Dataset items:
* Start *

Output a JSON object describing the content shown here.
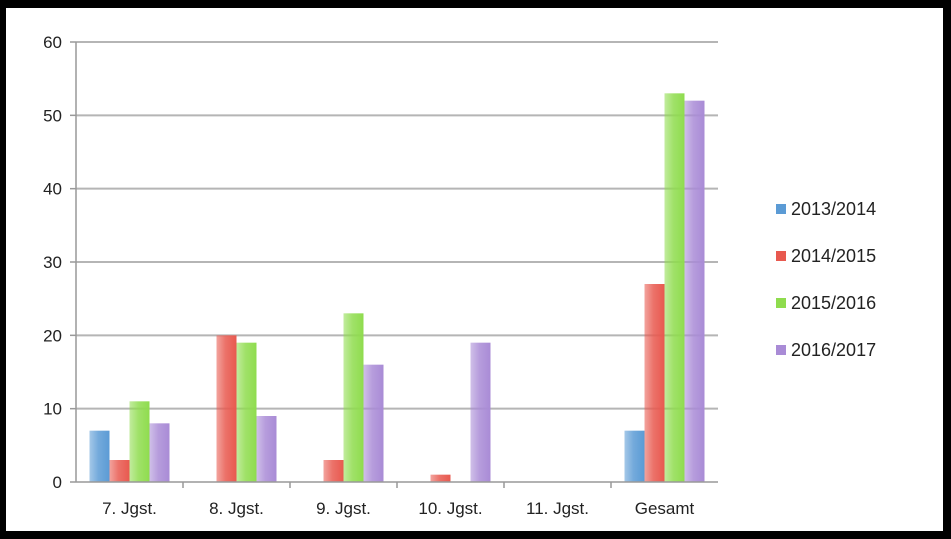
{
  "chart_data": {
    "type": "bar",
    "categories": [
      "7. Jgst.",
      "8. Jgst.",
      "9. Jgst.",
      "10. Jgst.",
      "11. Jgst.",
      "Gesamt"
    ],
    "series": [
      {
        "name": "2013/2014",
        "color": "#5b9bd5",
        "values": [
          7,
          0,
          0,
          0,
          0,
          7
        ]
      },
      {
        "name": "2014/2015",
        "color": "#e8594f",
        "values": [
          3,
          20,
          3,
          1,
          0,
          27
        ]
      },
      {
        "name": "2015/2016",
        "color": "#8fdc4e",
        "values": [
          11,
          19,
          23,
          0,
          0,
          53
        ]
      },
      {
        "name": "2016/2017",
        "color": "#a98bd6",
        "values": [
          8,
          9,
          16,
          19,
          0,
          52
        ]
      }
    ],
    "title": "",
    "xlabel": "",
    "ylabel": "",
    "ylim": [
      0,
      60
    ],
    "yticks": [
      0,
      10,
      20,
      30,
      40,
      50,
      60
    ],
    "grid": true,
    "legend": "right"
  }
}
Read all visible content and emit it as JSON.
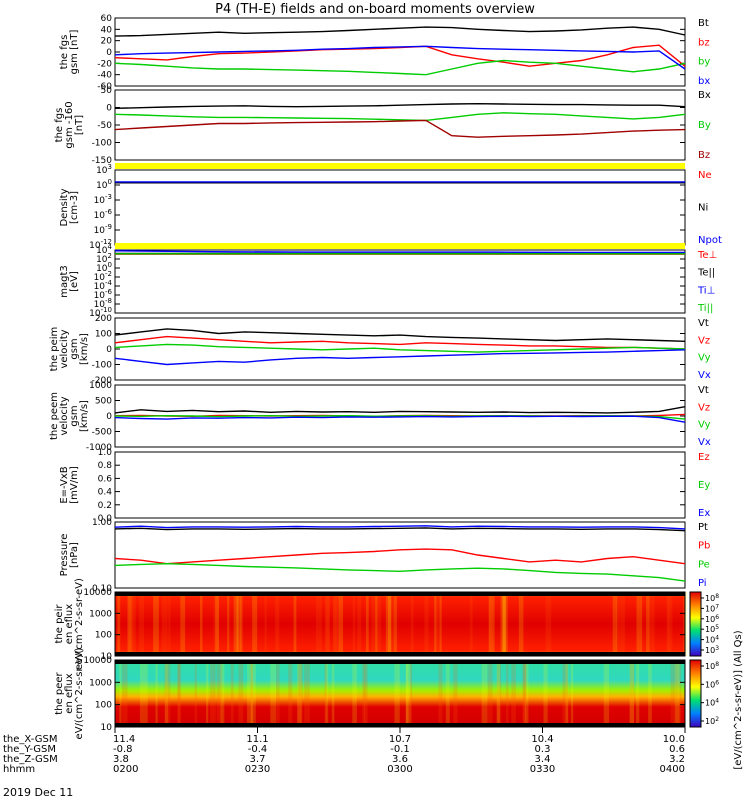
{
  "title": "P4 (TH-E) fields and on-board moments overview",
  "date_label": "2019 Dec 11",
  "colors": {
    "black": "#000000",
    "red": "#ff0000",
    "green": "#00cc00",
    "blue": "#0000ff",
    "darkred": "#a00000",
    "yellow": "#ffff00"
  },
  "chart_data": [
    {
      "type": "line",
      "ylabel": "the fgs gsm [nT]",
      "ytick_labels": [
        "60",
        "40",
        "20",
        "0",
        "-20",
        "-40",
        "-60"
      ],
      "ylim": [
        -60,
        60
      ],
      "series": [
        {
          "name": "Bt",
          "color": "black",
          "values": [
            28,
            29,
            31,
            33,
            35,
            33,
            34,
            35,
            36,
            38,
            40,
            42,
            44,
            43,
            40,
            38,
            36,
            37,
            39,
            42,
            44,
            40,
            30
          ]
        },
        {
          "name": "bz",
          "color": "red",
          "values": [
            -10,
            -12,
            -14,
            -8,
            -3,
            -2,
            0,
            2,
            4,
            5,
            6,
            8,
            10,
            -5,
            -12,
            -18,
            -25,
            -20,
            -15,
            -5,
            8,
            12,
            -25
          ]
        },
        {
          "name": "by",
          "color": "green",
          "values": [
            -20,
            -22,
            -25,
            -28,
            -30,
            -30,
            -31,
            -32,
            -33,
            -34,
            -36,
            -38,
            -40,
            -30,
            -20,
            -15,
            -18,
            -20,
            -25,
            -30,
            -35,
            -30,
            -20
          ]
        },
        {
          "name": "bx",
          "color": "blue",
          "values": [
            -5,
            -3,
            -2,
            -1,
            0,
            1,
            2,
            3,
            5,
            6,
            8,
            9,
            10,
            8,
            6,
            5,
            4,
            3,
            2,
            1,
            0,
            2,
            -30
          ]
        }
      ]
    },
    {
      "type": "line",
      "ylabel": "the fgs gsm -160 [nT]",
      "ytick_labels": [
        "50",
        "0",
        "-50",
        "-100",
        "-150"
      ],
      "ylim": [
        -170,
        60
      ],
      "series": [
        {
          "name": "Bx",
          "color": "black",
          "values": [
            0,
            2,
            4,
            6,
            7,
            8,
            6,
            5,
            6,
            7,
            8,
            10,
            12,
            14,
            15,
            14,
            13,
            12,
            12,
            11,
            10,
            10,
            5
          ]
        },
        {
          "name": "By",
          "color": "green",
          "values": [
            -20,
            -22,
            -25,
            -28,
            -30,
            -30,
            -31,
            -32,
            -33,
            -34,
            -36,
            -38,
            -40,
            -30,
            -20,
            -15,
            -18,
            -20,
            -25,
            -30,
            -35,
            -30,
            -20
          ]
        },
        {
          "name": "Bz",
          "color": "darkred",
          "values": [
            -70,
            -65,
            -60,
            -55,
            -50,
            -50,
            -48,
            -47,
            -46,
            -45,
            -44,
            -42,
            -40,
            -90,
            -95,
            -92,
            -90,
            -88,
            -85,
            -80,
            -75,
            -72,
            -70
          ]
        }
      ]
    },
    {
      "type": "line",
      "ylabel": "Density [cm-3]",
      "scale": "log",
      "ytick_labels": [
        "10^3",
        "10^0",
        "10^-3",
        "10^-6",
        "10^-9",
        "10^-12"
      ],
      "ylim": [
        -14,
        3
      ],
      "series": [
        {
          "name": "Ne",
          "color": "red",
          "values": [
            0.2,
            0.2,
            0.2,
            0.2,
            0.2,
            0.2,
            0.2
          ]
        },
        {
          "name": "Ni",
          "color": "black",
          "values": [
            0.1,
            0.1,
            0.1,
            0.1,
            0.1,
            0.1,
            0.1
          ]
        },
        {
          "name": "Npot",
          "color": "blue",
          "values": [
            0.3,
            0.3,
            0.3,
            0.3,
            0.3,
            0.3,
            0.3
          ]
        }
      ]
    },
    {
      "type": "line",
      "ylabel": "magt3 [eV]",
      "scale": "log",
      "ytick_labels": [
        "10^4",
        "10^2",
        "10^0",
        "10^-2",
        "10^-4",
        "10^-6",
        "10^-8",
        "10^-10"
      ],
      "ylim": [
        -11,
        4
      ],
      "series": [
        {
          "name": "Te⊥",
          "color": "red",
          "values": [
            3.0,
            3.0,
            3.0,
            3.0,
            3.0,
            3.0,
            3.0
          ]
        },
        {
          "name": "Te||",
          "color": "black",
          "values": [
            3.2,
            3.2,
            3.2,
            3.2,
            3.2,
            3.2,
            3.2
          ]
        },
        {
          "name": "Ti⊥",
          "color": "blue",
          "values": [
            3.8,
            3.6,
            3.5,
            3.5,
            3.5,
            3.4,
            3.4
          ]
        },
        {
          "name": "Ti||",
          "color": "green",
          "values": [
            3.1,
            3.1,
            3.1,
            3.1,
            3.1,
            3.1,
            3.1
          ]
        }
      ]
    },
    {
      "type": "line",
      "ylabel": "the peim velocity gsm [km/s]",
      "ytick_labels": [
        "200",
        "100",
        "0",
        "-100",
        "-200"
      ],
      "ylim": [
        -200,
        200
      ],
      "series": [
        {
          "name": "Vt",
          "color": "black",
          "values": [
            90,
            110,
            130,
            120,
            100,
            110,
            105,
            100,
            95,
            90,
            85,
            90,
            80,
            75,
            70,
            65,
            60,
            55,
            60,
            65,
            60,
            55,
            50
          ]
        },
        {
          "name": "Vz",
          "color": "red",
          "values": [
            40,
            60,
            80,
            70,
            60,
            50,
            40,
            45,
            50,
            40,
            35,
            30,
            40,
            35,
            30,
            25,
            20,
            20,
            15,
            10,
            10,
            5,
            0
          ]
        },
        {
          "name": "Vy",
          "color": "green",
          "values": [
            10,
            20,
            30,
            25,
            15,
            10,
            5,
            0,
            -5,
            0,
            5,
            -5,
            -10,
            -15,
            -20,
            -15,
            -10,
            -5,
            0,
            5,
            10,
            5,
            0
          ]
        },
        {
          "name": "Vx",
          "color": "blue",
          "values": [
            -60,
            -80,
            -100,
            -90,
            -80,
            -85,
            -70,
            -60,
            -55,
            -60,
            -55,
            -50,
            -45,
            -40,
            -35,
            -30,
            -28,
            -25,
            -22,
            -20,
            -15,
            -10,
            -5
          ]
        }
      ]
    },
    {
      "type": "line",
      "ylabel": "the peem velocity gsm [km/s]",
      "ytick_labels": [
        "1000",
        "500",
        "0",
        "-500",
        "-1000"
      ],
      "ylim": [
        -1000,
        1000
      ],
      "series": [
        {
          "name": "Vt",
          "color": "black",
          "values": [
            100,
            200,
            150,
            180,
            140,
            160,
            120,
            150,
            130,
            140,
            120,
            150,
            140,
            130,
            120,
            130,
            110,
            120,
            110,
            100,
            120,
            150,
            300
          ]
        },
        {
          "name": "Vz",
          "color": "red",
          "values": [
            10,
            20,
            0,
            -10,
            20,
            10,
            0,
            10,
            20,
            0,
            -10,
            10,
            20,
            10,
            0,
            10,
            5,
            0,
            10,
            5,
            0,
            20,
            50
          ]
        },
        {
          "name": "Vy",
          "color": "green",
          "values": [
            0,
            -10,
            10,
            0,
            -20,
            0,
            10,
            -10,
            0,
            10,
            -5,
            0,
            5,
            -10,
            0,
            5,
            0,
            -5,
            0,
            5,
            0,
            -20,
            -100
          ]
        },
        {
          "name": "Vx",
          "color": "blue",
          "values": [
            -50,
            -80,
            -100,
            -60,
            -70,
            -50,
            -60,
            -40,
            -50,
            -30,
            -40,
            -30,
            -20,
            -30,
            -20,
            -10,
            -20,
            -10,
            -15,
            -10,
            -5,
            -50,
            -200
          ]
        }
      ]
    },
    {
      "type": "line",
      "ylabel": "E=-VxB [mV/m]",
      "ytick_labels": [
        "1.0",
        "0.8",
        "0.6",
        "0.4",
        "0.2",
        "0.0"
      ],
      "ylim": [
        0,
        1
      ],
      "series": [
        {
          "name": "Ez",
          "color": "red",
          "values": []
        },
        {
          "name": "Ey",
          "color": "green",
          "values": []
        },
        {
          "name": "Ex",
          "color": "blue",
          "values": []
        }
      ]
    },
    {
      "type": "line",
      "ylabel": "Pressure [nPa]",
      "scale": "log",
      "ytick_labels": [
        "1.00",
        "0.10"
      ],
      "ylim": [
        -1.4,
        0.5
      ],
      "series": [
        {
          "name": "Pt",
          "color": "black",
          "values": [
            0.3,
            0.32,
            0.28,
            0.3,
            0.3,
            0.29,
            0.3,
            0.31,
            0.3,
            0.3,
            0.31,
            0.32,
            0.33,
            0.3,
            0.32,
            0.31,
            0.3,
            0.3,
            0.29,
            0.3,
            0.3,
            0.28,
            0.25
          ]
        },
        {
          "name": "Pb",
          "color": "red",
          "values": [
            -0.55,
            -0.6,
            -0.7,
            -0.65,
            -0.6,
            -0.55,
            -0.5,
            -0.45,
            -0.4,
            -0.38,
            -0.35,
            -0.3,
            -0.28,
            -0.3,
            -0.45,
            -0.55,
            -0.65,
            -0.6,
            -0.65,
            -0.55,
            -0.5,
            -0.6,
            -0.7
          ]
        },
        {
          "name": "Pe",
          "color": "green",
          "values": [
            -0.75,
            -0.72,
            -0.7,
            -0.72,
            -0.75,
            -0.78,
            -0.8,
            -0.82,
            -0.85,
            -0.88,
            -0.9,
            -0.92,
            -0.88,
            -0.85,
            -0.83,
            -0.85,
            -0.9,
            -0.95,
            -0.98,
            -1.0,
            -1.05,
            -1.1,
            -1.2
          ]
        },
        {
          "name": "Pi",
          "color": "blue",
          "values": [
            0.35,
            0.38,
            0.34,
            0.36,
            0.36,
            0.35,
            0.36,
            0.37,
            0.36,
            0.36,
            0.37,
            0.38,
            0.39,
            0.36,
            0.38,
            0.37,
            0.36,
            0.36,
            0.35,
            0.36,
            0.36,
            0.34,
            0.3
          ]
        }
      ]
    },
    {
      "type": "heatmap",
      "ylabel": "the peir en eflux eV/(cm^2-s-sr-eV)",
      "ytick_labels": [
        "10000",
        "1000",
        "100",
        "10"
      ],
      "colorbar_ticks": [
        "10^8",
        "10^7",
        "10^6",
        "10^5",
        "10^4",
        "10^3"
      ],
      "colorbar_label": "[eV/(cm^2-s-sr-eV)] (All Qs)"
    },
    {
      "type": "heatmap",
      "ylabel": "the peer en eflux eV/(cm^2-s-sr-eV)",
      "ytick_labels": [
        "10000",
        "1000",
        "100",
        "10"
      ],
      "colorbar_ticks": [
        "10^8",
        "10^6",
        "10^4",
        "10^2"
      ],
      "colorbar_label": "[eV/(cm^2-s-sr-eV)] (All Qs)"
    }
  ],
  "x_axis": {
    "row_labels": [
      "the_X-GSM",
      "the_Y-GSM",
      "the_Z-GSM",
      "hhmm"
    ],
    "ticks": [
      {
        "x_gsm": "11.4",
        "y_gsm": "-0.8",
        "z_gsm": "3.8",
        "hhmm": "0200"
      },
      {
        "x_gsm": "11.1",
        "y_gsm": "-0.4",
        "z_gsm": "3.7",
        "hhmm": "0230"
      },
      {
        "x_gsm": "10.7",
        "y_gsm": "-0.1",
        "z_gsm": "3.6",
        "hhmm": "0300"
      },
      {
        "x_gsm": "10.4",
        "y_gsm": "0.3",
        "z_gsm": "3.4",
        "hhmm": "0330"
      },
      {
        "x_gsm": "10.0",
        "y_gsm": "0.6",
        "z_gsm": "3.2",
        "hhmm": "0400"
      }
    ]
  }
}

* End *

What the exercise asks:
Note how many lines in the listing above hold the string "eflux", then give only that figure.

Result:
2